(Records excerpted from a collection)
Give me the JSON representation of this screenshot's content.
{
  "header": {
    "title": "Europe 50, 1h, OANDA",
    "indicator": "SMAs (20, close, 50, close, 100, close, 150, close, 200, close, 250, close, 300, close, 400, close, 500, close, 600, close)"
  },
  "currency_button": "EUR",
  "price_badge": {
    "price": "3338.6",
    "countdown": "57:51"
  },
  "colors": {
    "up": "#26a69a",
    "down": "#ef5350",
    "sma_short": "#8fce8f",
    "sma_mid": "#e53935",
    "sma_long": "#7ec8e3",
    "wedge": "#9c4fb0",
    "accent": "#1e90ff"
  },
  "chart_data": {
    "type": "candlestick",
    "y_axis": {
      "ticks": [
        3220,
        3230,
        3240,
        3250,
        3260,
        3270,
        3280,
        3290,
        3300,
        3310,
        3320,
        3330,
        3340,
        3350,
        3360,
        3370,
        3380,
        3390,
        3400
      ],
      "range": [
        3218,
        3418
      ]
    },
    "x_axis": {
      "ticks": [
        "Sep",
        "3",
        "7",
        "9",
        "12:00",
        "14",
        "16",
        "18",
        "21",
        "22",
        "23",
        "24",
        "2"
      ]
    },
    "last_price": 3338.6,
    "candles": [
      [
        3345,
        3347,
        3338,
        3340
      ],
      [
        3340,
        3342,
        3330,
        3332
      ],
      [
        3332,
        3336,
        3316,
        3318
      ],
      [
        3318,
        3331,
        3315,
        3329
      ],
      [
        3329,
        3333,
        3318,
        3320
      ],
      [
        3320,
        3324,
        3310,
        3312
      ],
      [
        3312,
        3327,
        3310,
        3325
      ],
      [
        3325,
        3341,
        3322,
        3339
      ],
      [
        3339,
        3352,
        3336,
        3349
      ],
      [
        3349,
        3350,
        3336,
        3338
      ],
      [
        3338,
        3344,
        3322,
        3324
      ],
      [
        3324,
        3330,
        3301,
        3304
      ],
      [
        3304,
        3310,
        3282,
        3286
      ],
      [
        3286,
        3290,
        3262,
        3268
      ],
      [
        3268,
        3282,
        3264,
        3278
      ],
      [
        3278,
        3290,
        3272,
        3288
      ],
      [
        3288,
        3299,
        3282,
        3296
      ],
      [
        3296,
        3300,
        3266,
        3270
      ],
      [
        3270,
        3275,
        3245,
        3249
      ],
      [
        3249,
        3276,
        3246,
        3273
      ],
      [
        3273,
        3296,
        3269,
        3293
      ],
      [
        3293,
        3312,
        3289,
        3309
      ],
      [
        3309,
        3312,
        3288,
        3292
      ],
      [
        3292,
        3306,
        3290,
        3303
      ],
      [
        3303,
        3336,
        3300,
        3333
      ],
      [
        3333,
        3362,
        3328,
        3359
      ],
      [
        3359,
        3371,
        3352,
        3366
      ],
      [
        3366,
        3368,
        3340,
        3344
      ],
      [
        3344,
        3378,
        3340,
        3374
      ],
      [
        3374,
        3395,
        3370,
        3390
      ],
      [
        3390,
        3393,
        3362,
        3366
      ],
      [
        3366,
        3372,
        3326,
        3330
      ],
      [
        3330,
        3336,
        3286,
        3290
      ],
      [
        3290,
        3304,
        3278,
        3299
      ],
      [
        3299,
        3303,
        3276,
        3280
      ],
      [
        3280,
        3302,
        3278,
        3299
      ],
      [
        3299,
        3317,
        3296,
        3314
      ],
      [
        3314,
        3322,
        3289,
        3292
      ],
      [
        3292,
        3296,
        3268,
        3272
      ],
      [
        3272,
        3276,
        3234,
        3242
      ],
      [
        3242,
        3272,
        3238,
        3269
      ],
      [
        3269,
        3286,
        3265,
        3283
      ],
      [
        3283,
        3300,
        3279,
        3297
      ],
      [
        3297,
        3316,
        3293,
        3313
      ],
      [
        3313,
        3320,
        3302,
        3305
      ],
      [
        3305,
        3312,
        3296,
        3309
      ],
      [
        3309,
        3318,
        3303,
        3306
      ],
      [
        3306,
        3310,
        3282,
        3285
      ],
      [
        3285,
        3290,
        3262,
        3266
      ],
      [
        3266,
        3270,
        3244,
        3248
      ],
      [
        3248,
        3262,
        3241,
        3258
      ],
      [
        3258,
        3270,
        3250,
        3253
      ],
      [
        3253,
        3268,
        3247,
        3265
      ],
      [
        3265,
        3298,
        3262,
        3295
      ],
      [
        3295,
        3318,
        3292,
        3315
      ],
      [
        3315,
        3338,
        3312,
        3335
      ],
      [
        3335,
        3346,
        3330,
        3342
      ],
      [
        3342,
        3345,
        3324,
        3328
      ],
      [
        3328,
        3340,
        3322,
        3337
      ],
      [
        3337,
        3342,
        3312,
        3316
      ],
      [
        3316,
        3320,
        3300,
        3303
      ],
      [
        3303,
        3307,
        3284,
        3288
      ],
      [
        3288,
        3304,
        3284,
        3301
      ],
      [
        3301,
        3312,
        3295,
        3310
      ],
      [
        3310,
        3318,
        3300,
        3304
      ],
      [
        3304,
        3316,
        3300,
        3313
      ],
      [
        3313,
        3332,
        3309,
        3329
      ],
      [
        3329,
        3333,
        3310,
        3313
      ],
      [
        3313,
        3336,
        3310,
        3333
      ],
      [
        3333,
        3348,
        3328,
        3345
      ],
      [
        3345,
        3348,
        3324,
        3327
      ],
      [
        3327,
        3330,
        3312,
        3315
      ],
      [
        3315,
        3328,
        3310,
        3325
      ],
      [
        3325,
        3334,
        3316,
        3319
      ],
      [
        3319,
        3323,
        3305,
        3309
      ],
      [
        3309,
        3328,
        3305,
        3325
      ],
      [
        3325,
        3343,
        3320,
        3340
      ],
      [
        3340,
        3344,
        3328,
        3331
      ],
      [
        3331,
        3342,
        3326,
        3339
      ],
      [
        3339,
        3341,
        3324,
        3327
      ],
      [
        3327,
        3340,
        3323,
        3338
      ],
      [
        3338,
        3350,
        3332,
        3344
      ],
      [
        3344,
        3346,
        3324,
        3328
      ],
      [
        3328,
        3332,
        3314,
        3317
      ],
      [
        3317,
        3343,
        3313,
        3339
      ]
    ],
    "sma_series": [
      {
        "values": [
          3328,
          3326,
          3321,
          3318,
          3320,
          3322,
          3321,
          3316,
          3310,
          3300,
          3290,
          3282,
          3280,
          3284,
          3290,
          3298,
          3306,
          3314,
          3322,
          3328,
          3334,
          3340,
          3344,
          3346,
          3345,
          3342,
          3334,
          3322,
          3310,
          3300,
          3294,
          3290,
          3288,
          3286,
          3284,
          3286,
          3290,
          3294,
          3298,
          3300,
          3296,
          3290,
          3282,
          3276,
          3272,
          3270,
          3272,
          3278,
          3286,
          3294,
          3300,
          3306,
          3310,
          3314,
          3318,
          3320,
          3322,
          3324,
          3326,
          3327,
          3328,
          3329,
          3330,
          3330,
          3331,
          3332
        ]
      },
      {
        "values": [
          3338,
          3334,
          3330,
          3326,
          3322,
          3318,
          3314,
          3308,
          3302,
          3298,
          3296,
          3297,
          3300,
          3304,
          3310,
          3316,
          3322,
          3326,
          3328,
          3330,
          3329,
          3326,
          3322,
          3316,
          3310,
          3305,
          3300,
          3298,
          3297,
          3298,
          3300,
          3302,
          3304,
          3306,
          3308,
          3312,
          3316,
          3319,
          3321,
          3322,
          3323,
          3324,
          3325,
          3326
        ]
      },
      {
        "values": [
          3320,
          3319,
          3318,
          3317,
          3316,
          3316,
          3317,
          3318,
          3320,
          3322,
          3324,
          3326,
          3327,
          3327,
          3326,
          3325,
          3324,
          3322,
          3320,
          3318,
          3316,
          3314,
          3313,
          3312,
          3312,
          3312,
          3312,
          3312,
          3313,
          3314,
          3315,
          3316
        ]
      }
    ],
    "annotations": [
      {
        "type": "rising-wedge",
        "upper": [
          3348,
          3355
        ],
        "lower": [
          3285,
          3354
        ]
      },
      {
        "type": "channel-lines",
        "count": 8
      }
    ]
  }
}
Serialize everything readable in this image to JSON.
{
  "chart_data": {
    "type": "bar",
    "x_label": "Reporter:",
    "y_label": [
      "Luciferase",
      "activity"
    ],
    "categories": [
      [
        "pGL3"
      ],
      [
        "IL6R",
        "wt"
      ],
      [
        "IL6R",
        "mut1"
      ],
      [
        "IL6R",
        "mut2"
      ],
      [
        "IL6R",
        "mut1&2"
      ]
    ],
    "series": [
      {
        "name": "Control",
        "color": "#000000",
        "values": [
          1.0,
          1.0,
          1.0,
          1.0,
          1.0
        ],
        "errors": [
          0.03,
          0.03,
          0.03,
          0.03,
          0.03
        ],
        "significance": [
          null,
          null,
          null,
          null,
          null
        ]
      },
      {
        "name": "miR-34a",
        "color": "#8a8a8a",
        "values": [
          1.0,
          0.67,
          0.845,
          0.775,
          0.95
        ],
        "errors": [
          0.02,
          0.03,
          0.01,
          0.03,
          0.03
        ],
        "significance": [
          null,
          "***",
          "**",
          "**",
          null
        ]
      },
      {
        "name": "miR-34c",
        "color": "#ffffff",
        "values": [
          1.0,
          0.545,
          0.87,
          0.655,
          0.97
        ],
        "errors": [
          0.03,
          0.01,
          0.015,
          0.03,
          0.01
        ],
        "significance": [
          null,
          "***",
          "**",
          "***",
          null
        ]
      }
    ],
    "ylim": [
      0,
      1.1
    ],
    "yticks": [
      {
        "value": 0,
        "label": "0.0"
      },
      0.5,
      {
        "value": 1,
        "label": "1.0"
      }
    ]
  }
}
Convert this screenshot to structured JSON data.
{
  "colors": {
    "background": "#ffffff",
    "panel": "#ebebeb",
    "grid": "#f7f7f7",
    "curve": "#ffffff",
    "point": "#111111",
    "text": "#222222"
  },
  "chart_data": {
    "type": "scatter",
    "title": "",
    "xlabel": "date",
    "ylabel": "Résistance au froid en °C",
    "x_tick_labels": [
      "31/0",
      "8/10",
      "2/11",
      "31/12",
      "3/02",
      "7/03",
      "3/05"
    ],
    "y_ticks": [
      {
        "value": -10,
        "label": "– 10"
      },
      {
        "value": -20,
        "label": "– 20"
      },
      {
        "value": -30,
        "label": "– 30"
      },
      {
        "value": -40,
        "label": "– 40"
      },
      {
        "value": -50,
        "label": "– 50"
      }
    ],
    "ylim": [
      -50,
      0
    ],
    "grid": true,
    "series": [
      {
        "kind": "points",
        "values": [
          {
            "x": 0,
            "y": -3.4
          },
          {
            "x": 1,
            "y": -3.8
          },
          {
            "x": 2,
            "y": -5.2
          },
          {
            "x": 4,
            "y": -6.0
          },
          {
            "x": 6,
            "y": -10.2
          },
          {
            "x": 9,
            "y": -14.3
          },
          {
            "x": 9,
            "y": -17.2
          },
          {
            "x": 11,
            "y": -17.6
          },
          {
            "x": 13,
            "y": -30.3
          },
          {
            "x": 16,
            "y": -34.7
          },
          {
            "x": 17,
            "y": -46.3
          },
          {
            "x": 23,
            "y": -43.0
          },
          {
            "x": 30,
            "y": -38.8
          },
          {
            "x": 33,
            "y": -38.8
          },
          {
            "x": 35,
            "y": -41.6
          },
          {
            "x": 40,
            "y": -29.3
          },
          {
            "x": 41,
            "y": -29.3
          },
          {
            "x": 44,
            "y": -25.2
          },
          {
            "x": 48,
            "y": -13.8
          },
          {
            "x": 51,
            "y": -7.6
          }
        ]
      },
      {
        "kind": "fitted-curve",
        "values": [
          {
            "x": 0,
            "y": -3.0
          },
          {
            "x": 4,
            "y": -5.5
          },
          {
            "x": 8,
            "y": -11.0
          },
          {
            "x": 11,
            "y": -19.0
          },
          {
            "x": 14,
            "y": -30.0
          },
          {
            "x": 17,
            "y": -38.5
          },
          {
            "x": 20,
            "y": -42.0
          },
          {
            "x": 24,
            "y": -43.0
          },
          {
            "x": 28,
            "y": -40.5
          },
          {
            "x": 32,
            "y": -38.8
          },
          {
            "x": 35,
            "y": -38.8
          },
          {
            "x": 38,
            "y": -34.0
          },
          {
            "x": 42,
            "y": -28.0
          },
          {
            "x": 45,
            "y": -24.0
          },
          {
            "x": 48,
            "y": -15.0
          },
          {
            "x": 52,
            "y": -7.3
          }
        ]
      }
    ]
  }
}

— Work required —
Among the records above, find each line holding the string "type" and pull it out.

— The solution —
    "type": "candlestick",
        "type": "rising-wedge",
        "type": "channel-lines",
    "type": "bar",
    "type": "scatter",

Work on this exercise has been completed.